= Figure dataset records =

** BEGIN **

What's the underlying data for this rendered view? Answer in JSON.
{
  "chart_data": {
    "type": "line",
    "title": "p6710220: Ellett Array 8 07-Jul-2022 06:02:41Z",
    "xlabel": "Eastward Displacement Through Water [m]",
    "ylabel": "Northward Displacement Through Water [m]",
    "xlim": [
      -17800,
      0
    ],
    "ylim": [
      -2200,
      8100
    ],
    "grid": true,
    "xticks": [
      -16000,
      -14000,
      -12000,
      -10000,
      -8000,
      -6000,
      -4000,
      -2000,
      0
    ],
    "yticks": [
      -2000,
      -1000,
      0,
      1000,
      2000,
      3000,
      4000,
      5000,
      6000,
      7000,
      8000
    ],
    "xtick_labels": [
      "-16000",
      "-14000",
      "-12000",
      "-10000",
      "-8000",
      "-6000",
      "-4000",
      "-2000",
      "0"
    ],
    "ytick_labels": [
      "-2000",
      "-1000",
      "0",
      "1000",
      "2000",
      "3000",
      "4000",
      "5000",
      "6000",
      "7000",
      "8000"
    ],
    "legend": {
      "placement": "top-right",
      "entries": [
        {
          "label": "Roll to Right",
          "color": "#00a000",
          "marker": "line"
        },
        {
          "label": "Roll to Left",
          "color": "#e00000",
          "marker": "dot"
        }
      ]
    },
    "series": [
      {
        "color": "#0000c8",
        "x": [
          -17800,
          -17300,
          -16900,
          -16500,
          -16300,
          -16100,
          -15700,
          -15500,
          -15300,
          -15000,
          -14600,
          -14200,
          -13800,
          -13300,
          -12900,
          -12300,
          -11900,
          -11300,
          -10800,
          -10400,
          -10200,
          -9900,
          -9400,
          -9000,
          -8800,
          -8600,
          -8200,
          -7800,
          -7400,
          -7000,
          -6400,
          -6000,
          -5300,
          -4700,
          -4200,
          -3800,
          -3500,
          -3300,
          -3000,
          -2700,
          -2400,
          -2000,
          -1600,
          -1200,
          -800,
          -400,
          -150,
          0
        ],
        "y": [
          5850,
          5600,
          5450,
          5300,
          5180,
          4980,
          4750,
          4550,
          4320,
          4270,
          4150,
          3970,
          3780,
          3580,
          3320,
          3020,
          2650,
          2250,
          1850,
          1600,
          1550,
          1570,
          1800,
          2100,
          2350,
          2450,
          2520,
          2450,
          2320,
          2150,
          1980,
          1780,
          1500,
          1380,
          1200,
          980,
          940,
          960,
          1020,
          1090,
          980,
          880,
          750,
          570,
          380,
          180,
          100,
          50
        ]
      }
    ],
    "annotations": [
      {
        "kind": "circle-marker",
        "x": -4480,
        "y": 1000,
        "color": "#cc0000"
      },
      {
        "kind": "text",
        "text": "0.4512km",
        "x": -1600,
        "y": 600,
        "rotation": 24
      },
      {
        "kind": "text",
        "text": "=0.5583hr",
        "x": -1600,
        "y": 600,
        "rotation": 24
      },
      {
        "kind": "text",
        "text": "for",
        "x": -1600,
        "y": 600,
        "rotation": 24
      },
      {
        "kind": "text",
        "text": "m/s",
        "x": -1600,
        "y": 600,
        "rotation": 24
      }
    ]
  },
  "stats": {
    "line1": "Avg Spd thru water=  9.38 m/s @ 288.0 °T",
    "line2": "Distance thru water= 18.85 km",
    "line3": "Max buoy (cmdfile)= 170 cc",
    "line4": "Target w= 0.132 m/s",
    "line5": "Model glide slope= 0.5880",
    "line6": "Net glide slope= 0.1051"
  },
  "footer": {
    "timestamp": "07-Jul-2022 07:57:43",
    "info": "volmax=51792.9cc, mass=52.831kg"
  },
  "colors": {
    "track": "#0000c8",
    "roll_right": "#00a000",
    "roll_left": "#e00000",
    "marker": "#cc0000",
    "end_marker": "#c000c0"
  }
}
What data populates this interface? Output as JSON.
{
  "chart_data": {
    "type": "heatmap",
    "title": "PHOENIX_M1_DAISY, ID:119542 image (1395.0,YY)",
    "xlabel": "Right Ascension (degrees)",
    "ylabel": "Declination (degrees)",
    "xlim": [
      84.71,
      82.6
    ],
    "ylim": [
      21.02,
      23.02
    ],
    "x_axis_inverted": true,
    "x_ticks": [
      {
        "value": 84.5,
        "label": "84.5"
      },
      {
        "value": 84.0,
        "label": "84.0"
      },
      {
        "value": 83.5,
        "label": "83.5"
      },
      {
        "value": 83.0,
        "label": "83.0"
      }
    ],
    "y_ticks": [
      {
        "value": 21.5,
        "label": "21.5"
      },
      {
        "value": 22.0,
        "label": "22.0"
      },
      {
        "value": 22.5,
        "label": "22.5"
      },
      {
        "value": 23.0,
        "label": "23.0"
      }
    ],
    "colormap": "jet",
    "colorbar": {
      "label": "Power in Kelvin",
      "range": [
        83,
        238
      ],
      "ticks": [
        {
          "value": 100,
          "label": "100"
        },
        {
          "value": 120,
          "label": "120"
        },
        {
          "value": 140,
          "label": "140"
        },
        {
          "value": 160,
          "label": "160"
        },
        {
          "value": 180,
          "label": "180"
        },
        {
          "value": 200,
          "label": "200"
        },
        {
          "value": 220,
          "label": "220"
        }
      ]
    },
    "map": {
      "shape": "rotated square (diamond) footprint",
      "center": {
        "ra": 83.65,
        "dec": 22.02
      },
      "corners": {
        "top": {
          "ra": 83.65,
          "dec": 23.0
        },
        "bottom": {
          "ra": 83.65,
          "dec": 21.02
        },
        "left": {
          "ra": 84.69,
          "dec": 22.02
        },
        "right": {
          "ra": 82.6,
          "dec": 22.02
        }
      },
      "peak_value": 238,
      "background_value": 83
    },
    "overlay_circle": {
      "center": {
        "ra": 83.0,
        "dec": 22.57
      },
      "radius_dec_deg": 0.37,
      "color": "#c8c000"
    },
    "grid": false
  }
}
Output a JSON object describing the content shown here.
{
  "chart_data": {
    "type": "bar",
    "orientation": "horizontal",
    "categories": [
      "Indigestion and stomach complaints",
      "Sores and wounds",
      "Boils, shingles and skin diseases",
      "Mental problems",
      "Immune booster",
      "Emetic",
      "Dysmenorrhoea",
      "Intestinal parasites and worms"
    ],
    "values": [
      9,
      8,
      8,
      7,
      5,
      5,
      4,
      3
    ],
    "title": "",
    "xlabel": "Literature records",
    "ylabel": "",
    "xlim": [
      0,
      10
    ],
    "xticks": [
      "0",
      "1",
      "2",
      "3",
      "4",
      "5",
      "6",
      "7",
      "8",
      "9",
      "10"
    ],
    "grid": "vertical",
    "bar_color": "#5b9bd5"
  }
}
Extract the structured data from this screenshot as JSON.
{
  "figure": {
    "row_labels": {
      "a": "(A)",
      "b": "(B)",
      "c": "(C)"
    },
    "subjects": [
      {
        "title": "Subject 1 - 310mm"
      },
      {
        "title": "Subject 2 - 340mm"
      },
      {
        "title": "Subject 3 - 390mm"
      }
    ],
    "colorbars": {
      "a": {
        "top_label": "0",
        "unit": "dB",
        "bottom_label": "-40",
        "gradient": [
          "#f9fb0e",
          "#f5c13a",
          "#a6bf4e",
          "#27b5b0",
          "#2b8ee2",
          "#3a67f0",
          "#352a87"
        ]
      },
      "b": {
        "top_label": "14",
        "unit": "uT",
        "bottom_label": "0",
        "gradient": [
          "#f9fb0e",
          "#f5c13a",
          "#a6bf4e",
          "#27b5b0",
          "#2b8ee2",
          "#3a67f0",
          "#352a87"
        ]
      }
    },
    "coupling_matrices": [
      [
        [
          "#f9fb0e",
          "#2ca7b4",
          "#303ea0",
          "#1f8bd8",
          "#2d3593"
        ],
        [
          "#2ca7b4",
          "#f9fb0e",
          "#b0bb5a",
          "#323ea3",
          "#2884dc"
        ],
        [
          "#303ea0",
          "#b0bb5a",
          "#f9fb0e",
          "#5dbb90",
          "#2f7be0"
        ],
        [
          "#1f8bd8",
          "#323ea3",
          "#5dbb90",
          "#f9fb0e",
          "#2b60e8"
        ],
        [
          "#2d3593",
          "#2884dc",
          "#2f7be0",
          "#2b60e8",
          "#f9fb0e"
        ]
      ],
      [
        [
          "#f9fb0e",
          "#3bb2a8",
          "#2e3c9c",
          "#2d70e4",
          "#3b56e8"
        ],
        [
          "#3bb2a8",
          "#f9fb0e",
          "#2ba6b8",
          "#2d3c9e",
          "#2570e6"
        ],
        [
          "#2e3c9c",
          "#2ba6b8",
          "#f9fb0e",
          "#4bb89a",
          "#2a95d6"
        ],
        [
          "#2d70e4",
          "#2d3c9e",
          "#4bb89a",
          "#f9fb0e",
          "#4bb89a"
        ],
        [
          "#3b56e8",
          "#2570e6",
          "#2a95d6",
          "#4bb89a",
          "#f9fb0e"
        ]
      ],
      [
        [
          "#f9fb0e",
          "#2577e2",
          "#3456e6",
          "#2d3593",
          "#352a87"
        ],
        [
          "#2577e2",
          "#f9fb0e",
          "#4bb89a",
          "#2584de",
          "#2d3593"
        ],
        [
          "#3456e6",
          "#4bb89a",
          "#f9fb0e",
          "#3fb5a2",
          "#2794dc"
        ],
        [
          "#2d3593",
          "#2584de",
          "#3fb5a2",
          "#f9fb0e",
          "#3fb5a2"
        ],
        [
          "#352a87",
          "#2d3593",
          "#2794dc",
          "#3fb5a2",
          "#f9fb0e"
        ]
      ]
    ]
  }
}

** END **

= Exercise description =
Identify the lines in the entries above that contain "ylabel", then copy them out.

= Response to the task =
    "ylabel": "Northward Displacement Through Water [m]",
    "ylabel": "Declination (degrees)",
    "ylabel": "",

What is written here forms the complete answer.